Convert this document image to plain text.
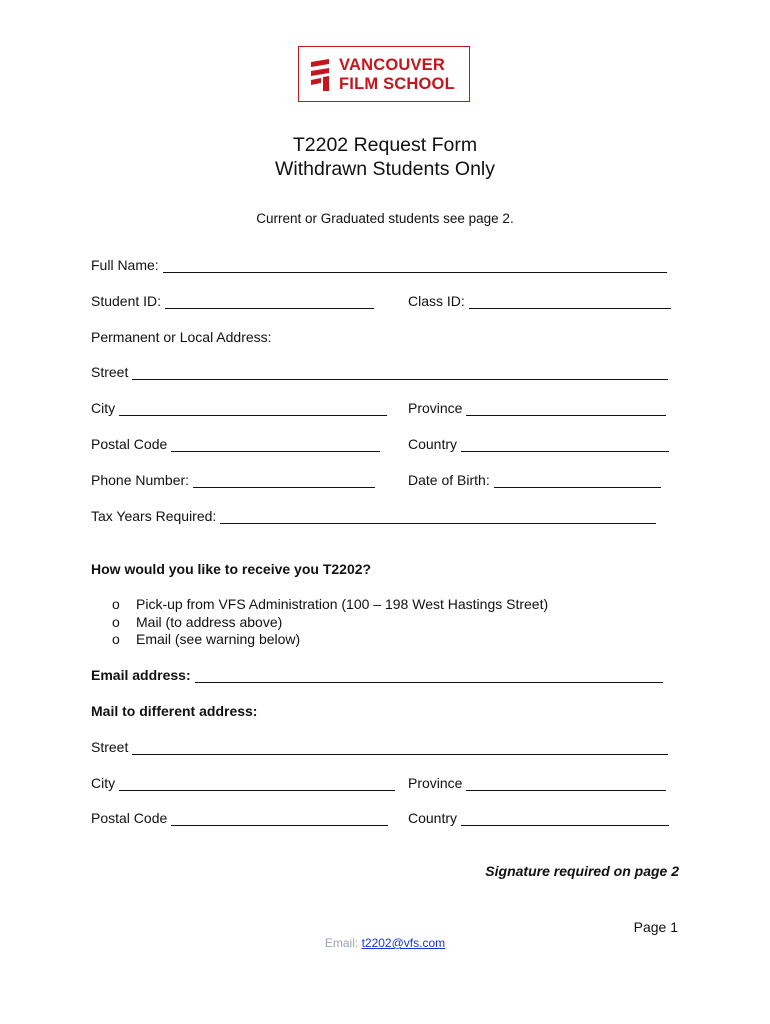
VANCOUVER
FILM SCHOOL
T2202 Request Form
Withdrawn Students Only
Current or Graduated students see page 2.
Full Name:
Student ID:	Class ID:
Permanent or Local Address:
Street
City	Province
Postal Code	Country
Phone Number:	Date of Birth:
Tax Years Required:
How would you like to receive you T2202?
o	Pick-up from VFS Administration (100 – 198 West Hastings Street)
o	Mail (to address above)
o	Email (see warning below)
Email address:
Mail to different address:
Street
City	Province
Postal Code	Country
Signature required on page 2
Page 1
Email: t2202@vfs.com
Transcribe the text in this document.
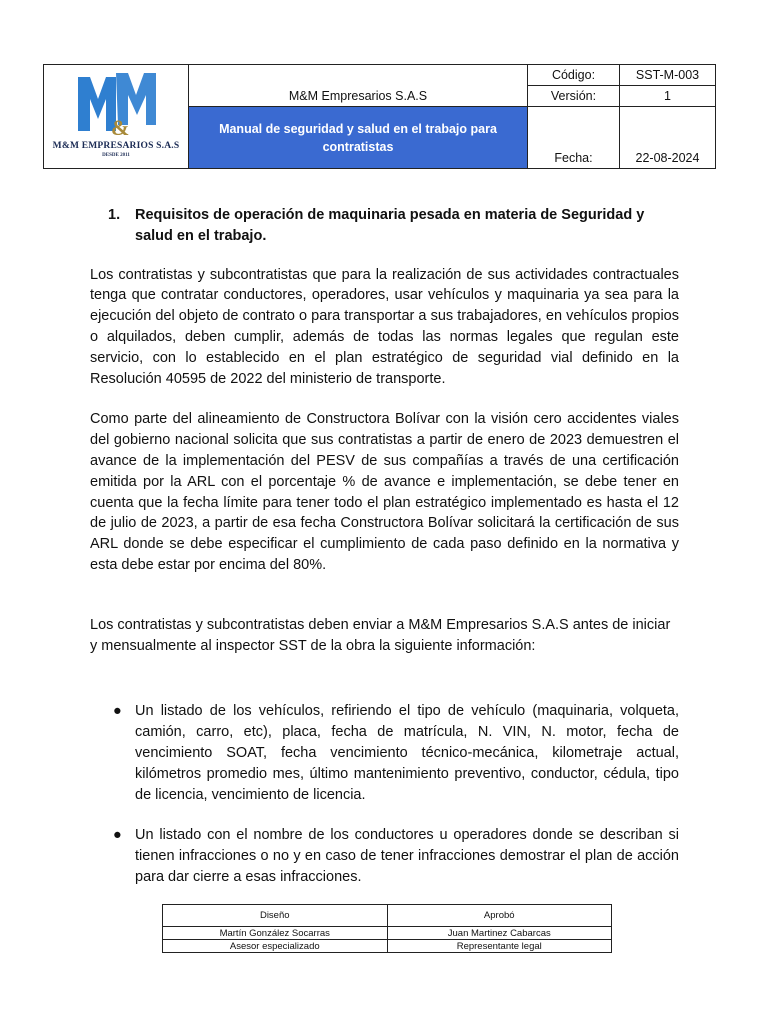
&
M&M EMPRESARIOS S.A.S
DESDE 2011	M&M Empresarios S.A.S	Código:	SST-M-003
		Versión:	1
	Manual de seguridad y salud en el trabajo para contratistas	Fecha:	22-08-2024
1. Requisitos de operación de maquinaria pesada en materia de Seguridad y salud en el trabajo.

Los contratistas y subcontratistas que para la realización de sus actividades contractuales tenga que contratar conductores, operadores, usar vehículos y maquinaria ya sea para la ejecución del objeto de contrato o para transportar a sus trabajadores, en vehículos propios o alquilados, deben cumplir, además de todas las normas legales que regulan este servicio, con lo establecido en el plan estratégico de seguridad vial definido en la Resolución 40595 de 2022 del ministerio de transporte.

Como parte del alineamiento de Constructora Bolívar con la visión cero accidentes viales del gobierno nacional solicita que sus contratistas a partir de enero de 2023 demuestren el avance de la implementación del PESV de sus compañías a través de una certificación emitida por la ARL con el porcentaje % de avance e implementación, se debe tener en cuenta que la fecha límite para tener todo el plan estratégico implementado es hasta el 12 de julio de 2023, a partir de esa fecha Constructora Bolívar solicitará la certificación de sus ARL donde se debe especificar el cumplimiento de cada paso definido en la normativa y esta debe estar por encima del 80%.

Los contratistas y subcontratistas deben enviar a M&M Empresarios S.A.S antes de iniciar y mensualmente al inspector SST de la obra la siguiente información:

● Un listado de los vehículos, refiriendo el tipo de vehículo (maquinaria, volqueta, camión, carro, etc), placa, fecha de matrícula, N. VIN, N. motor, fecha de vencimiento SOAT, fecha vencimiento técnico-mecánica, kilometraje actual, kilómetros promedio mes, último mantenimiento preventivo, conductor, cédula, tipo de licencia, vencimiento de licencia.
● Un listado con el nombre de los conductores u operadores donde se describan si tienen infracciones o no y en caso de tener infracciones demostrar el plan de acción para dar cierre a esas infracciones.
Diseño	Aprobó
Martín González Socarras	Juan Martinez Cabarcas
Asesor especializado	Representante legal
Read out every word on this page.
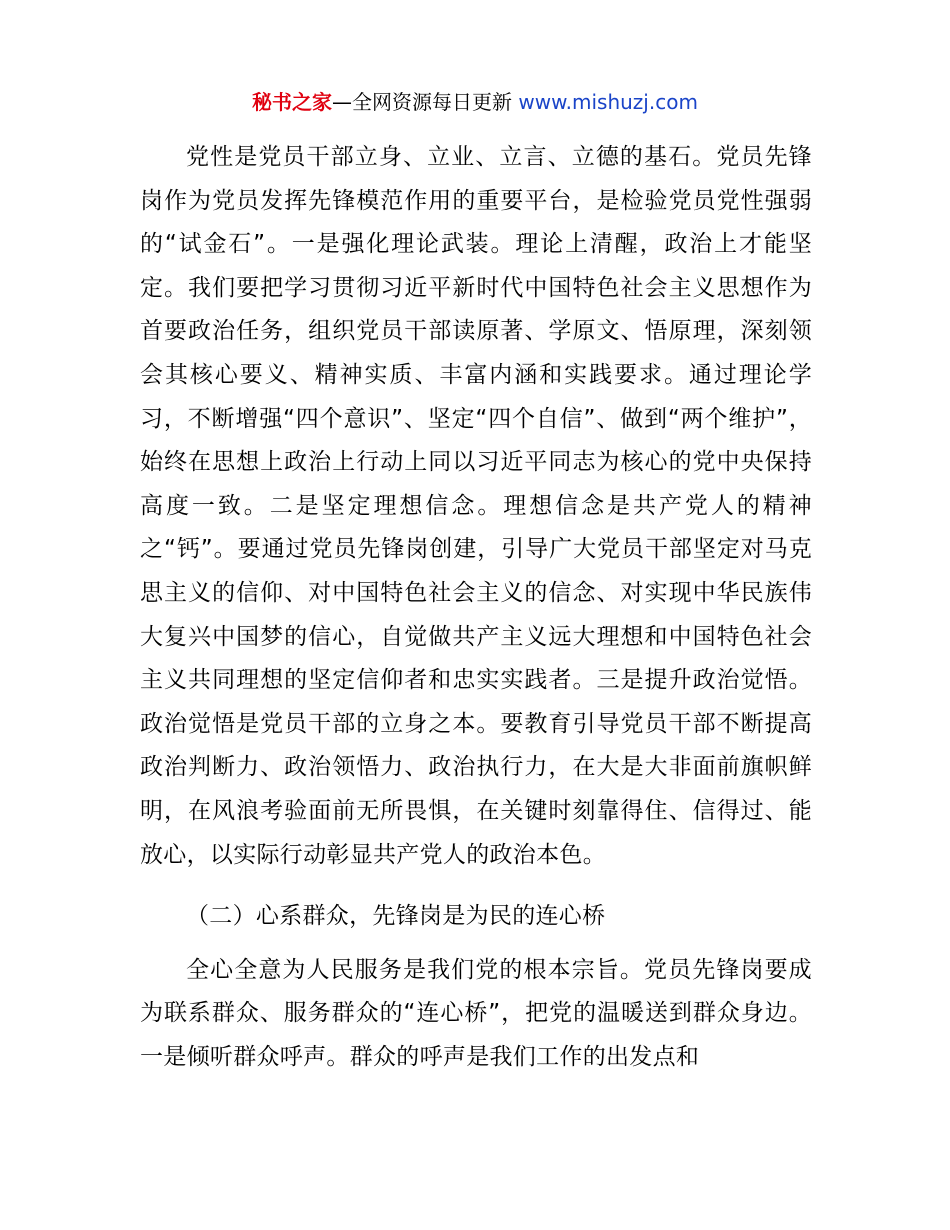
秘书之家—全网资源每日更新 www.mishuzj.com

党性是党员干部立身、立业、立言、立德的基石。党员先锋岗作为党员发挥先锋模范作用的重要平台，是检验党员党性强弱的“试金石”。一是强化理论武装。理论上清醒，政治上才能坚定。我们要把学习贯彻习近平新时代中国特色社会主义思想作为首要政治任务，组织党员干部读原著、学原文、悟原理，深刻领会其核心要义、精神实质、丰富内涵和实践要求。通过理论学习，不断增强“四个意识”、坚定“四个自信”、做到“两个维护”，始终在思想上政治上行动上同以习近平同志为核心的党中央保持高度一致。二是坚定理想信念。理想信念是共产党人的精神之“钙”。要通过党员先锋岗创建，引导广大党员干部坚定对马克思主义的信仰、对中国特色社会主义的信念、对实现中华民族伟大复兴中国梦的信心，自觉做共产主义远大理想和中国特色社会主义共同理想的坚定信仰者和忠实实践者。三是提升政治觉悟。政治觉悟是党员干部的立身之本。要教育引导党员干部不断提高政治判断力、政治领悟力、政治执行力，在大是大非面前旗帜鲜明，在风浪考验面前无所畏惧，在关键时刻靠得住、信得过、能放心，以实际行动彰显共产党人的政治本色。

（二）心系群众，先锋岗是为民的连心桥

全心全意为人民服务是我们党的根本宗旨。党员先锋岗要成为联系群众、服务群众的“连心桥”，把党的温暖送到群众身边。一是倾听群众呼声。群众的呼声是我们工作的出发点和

========================================================================

> [AIM]:
Copy each line of the records that contains the word "this".

> [ANSWER TO THE EXERCISE]:
Convert this document image to plain text.
Transcribe the text in this document.
Read out every word on this page.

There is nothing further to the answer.